### Given exercise
Drop every picture and give the entries back exactly.

--- START OF Dataset excerpts ---

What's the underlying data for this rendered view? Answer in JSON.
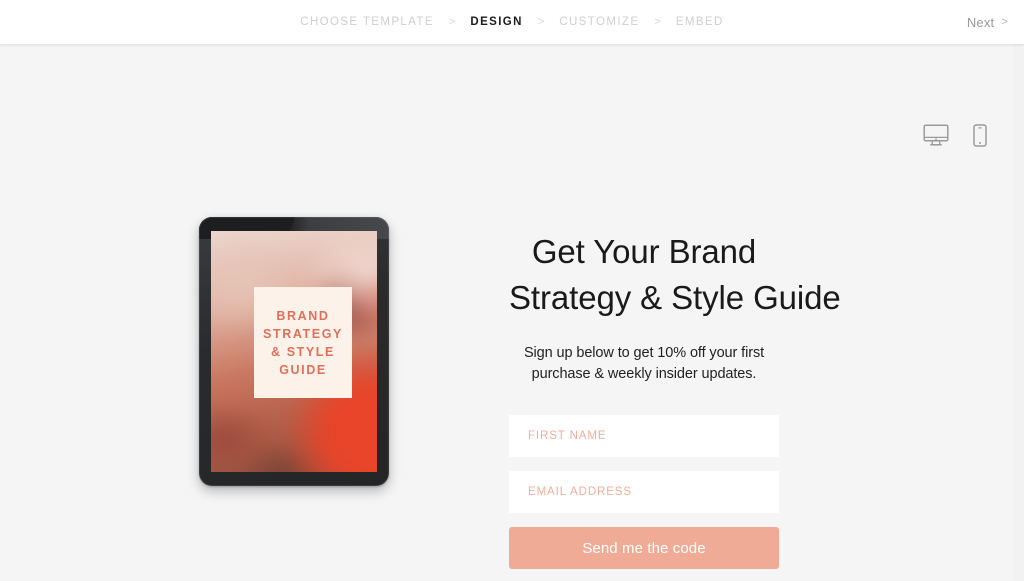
{
  "topbar": {
    "breadcrumb": [
      {
        "label": "CHOOSE TEMPLATE",
        "active": false
      },
      {
        "label": "DESIGN",
        "active": true
      },
      {
        "label": "CUSTOMIZE",
        "active": false
      },
      {
        "label": "EMBED",
        "active": false
      }
    ],
    "separator": ">",
    "next_label": "Next",
    "next_chevron": ">"
  },
  "device_toggles": [
    {
      "name": "desktop-view-toggle",
      "icon": "desktop-monitor-icon"
    },
    {
      "name": "mobile-view-toggle",
      "icon": "mobile-phone-icon"
    }
  ],
  "preview": {
    "tablet": {
      "cover_lines": [
        "BRAND",
        "STRATEGY",
        "& STYLE",
        "GUIDE"
      ],
      "cover_text_color": "#e0705a",
      "cover_card_color": "#fdf2ea"
    },
    "headline_line1": "Get Your Brand",
    "headline_line2": "Strategy & Style Guide",
    "subhead_line1": "Sign up below to get 10% off your first",
    "subhead_line2": "purchase & weekly insider updates.",
    "form": {
      "first_name_placeholder": "FIRST NAME",
      "email_placeholder": "EMAIL ADDRESS",
      "submit_label": "Send me the code",
      "accent_color": "#f0ab96",
      "placeholder_color": "#f3ae9c"
    }
  }
}
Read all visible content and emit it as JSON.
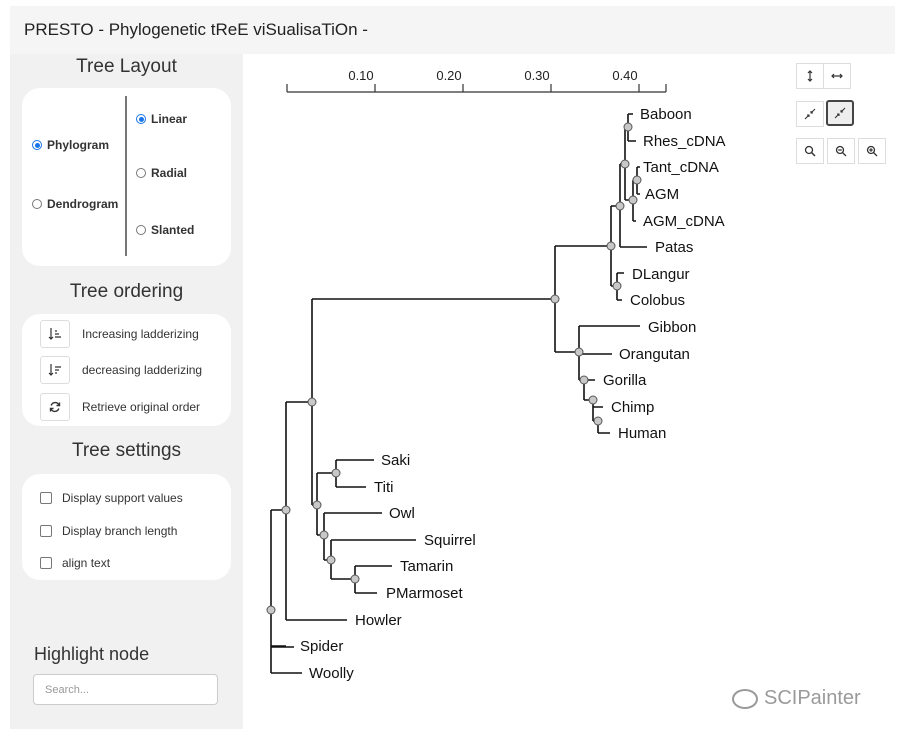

--- END OF Dataset excerpts ---

### Exercise solution
What's the underlying data for this rendered view? Answer in JSON.
{
  "topbar": {
    "breadcrumb": [
      {
        "label": "CHOOSE TEMPLATE",
        "active": false
      },
      {
        "label": "DESIGN",
        "active": true
      },
      {
        "label": "CUSTOMIZE",
        "active": false
      },
      {
        "label": "EMBED",
        "active": false
      }
    ],
    "separator": ">",
    "next_label": "Next",
    "next_chevron": ">"
  },
  "device_toggles": [
    {
      "name": "desktop-view-toggle",
      "icon": "desktop-monitor-icon"
    },
    {
      "name": "mobile-view-toggle",
      "icon": "mobile-phone-icon"
    }
  ],
  "preview": {
    "tablet": {
      "cover_lines": [
        "BRAND",
        "STRATEGY",
        "& STYLE",
        "GUIDE"
      ],
      "cover_text_color": "#e0705a",
      "cover_card_color": "#fdf2ea"
    },
    "headline_line1": "Get Your Brand",
    "headline_line2": "Strategy & Style Guide",
    "subhead_line1": "Sign up below to get 10% off your first",
    "subhead_line2": "purchase & weekly insider updates.",
    "form": {
      "first_name_placeholder": "FIRST NAME",
      "email_placeholder": "EMAIL ADDRESS",
      "submit_label": "Send me the code",
      "accent_color": "#f0ab96",
      "placeholder_color": "#f3ae9c"
    }
  }
}
Read all visible content and emit it as JSON.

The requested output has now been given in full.